● Directions
Copy out every line in the entries below that includes "JSON".
* begin Extracted material *
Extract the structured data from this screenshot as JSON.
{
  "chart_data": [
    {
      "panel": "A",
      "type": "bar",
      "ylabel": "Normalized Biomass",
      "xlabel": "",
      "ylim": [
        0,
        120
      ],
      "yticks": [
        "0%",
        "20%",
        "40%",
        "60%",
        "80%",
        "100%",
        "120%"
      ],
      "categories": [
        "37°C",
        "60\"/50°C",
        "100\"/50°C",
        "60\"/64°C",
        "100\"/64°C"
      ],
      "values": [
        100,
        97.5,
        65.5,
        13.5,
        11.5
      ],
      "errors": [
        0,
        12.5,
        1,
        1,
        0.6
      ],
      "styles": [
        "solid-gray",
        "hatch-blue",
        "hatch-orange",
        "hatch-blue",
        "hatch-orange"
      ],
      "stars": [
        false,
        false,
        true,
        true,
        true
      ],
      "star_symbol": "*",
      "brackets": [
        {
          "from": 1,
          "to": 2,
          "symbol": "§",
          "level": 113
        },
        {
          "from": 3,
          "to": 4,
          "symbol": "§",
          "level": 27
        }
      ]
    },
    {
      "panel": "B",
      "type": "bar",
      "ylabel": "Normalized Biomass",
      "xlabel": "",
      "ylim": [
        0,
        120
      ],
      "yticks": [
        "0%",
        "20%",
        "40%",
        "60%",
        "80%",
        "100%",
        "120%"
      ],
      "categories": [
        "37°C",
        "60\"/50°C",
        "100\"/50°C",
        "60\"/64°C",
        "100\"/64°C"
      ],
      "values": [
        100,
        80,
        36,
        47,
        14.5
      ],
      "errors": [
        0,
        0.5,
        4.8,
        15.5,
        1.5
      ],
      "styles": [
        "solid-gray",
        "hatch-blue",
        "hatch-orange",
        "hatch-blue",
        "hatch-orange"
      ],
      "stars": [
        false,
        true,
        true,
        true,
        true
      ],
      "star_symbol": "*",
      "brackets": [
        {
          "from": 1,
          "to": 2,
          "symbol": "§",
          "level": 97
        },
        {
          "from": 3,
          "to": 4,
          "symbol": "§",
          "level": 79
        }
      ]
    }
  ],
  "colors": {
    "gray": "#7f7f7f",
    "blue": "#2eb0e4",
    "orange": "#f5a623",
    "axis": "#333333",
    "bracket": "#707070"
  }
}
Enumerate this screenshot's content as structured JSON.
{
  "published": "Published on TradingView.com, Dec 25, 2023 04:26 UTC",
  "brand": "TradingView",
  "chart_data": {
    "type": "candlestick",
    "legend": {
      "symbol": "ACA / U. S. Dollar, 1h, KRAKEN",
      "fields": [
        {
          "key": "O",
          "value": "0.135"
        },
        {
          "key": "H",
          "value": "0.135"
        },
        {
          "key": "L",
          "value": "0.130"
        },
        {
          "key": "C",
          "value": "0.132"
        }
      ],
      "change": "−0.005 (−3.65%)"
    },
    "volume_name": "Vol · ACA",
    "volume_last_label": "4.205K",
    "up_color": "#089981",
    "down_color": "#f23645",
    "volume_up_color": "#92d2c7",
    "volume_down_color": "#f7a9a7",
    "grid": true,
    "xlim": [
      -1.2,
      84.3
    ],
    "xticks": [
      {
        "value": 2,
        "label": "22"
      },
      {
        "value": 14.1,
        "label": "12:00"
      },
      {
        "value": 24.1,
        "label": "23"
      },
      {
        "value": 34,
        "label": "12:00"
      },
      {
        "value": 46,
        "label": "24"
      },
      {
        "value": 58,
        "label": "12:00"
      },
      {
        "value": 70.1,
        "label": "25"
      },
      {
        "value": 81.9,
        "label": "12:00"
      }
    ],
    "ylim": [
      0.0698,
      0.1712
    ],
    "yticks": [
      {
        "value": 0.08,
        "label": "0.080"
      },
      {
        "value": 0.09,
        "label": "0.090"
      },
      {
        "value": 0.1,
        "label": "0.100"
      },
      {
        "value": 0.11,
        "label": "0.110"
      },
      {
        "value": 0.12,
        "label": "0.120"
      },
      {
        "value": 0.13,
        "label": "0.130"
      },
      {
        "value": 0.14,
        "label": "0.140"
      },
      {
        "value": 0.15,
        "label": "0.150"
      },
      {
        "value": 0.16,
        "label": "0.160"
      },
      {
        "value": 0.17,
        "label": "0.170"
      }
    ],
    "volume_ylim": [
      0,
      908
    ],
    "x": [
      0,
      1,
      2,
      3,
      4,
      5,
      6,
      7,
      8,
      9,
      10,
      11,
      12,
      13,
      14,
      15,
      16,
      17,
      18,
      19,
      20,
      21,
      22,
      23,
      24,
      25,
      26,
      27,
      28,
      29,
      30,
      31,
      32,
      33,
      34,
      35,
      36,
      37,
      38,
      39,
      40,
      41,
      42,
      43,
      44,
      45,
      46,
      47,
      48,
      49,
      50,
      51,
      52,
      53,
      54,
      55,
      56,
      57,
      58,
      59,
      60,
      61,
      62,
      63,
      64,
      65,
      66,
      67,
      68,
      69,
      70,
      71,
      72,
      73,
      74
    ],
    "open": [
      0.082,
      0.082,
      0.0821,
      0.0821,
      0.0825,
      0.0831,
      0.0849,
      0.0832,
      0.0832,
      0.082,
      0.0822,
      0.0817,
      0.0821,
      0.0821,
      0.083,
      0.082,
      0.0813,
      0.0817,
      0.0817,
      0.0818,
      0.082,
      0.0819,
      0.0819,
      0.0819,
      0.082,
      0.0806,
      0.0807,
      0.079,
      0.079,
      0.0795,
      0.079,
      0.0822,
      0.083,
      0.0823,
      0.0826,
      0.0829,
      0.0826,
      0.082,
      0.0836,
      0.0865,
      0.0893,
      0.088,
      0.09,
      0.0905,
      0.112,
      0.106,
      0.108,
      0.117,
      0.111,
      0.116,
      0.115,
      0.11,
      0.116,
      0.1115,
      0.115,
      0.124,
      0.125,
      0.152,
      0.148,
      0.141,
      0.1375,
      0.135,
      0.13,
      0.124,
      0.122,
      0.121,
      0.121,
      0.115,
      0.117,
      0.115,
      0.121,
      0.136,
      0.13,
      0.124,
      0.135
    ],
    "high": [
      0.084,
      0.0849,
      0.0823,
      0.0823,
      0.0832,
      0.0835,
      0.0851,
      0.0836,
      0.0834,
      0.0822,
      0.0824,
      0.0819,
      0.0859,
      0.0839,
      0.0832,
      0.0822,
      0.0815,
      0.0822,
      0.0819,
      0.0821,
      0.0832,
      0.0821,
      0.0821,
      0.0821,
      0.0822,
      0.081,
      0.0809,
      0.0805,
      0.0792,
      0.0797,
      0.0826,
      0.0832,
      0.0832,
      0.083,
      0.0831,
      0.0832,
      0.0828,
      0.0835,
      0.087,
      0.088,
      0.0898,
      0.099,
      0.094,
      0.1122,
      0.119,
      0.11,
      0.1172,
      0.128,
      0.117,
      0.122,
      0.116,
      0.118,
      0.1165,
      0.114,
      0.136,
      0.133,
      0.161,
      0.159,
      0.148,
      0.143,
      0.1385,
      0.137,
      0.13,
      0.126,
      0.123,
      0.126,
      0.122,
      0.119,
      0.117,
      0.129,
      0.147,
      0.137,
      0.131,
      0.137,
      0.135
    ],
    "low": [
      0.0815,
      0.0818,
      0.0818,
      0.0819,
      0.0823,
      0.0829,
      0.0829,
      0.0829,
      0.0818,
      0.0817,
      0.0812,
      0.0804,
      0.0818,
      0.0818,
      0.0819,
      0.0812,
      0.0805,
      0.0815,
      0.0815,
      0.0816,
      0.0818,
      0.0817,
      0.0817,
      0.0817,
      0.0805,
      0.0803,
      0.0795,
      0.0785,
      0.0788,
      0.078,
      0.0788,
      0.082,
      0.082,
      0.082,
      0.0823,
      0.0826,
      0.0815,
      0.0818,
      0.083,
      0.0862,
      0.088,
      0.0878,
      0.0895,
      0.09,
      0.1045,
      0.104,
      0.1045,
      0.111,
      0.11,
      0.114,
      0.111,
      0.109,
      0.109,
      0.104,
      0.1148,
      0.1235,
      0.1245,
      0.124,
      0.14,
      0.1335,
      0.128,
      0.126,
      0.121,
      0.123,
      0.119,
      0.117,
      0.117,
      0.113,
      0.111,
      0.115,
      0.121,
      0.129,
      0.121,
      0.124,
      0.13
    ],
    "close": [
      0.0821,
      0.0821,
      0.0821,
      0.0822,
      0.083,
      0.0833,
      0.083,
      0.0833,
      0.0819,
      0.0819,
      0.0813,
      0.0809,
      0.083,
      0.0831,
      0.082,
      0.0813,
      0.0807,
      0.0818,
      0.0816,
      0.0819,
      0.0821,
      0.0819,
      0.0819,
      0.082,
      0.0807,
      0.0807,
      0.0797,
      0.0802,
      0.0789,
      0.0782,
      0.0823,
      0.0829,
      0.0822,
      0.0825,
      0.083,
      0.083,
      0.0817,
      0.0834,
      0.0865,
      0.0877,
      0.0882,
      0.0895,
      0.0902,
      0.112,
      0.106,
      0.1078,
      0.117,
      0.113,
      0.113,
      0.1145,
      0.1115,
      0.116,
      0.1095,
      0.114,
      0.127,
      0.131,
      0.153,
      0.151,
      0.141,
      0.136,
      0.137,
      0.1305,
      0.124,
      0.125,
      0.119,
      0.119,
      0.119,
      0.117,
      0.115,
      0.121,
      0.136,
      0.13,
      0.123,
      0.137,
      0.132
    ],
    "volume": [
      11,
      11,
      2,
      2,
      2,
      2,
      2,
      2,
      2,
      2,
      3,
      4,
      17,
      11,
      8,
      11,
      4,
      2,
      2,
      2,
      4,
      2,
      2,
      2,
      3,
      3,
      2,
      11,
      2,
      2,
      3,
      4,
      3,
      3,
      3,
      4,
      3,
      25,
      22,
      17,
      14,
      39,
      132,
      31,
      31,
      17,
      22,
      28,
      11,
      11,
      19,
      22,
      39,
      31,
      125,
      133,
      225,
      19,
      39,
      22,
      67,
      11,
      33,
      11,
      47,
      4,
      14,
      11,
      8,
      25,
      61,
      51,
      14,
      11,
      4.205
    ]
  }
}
* end Extracted material *
● Output for this exercise
Extract the structured data from this screenshot as JSON.
Enumerate this screenshot's content as structured JSON.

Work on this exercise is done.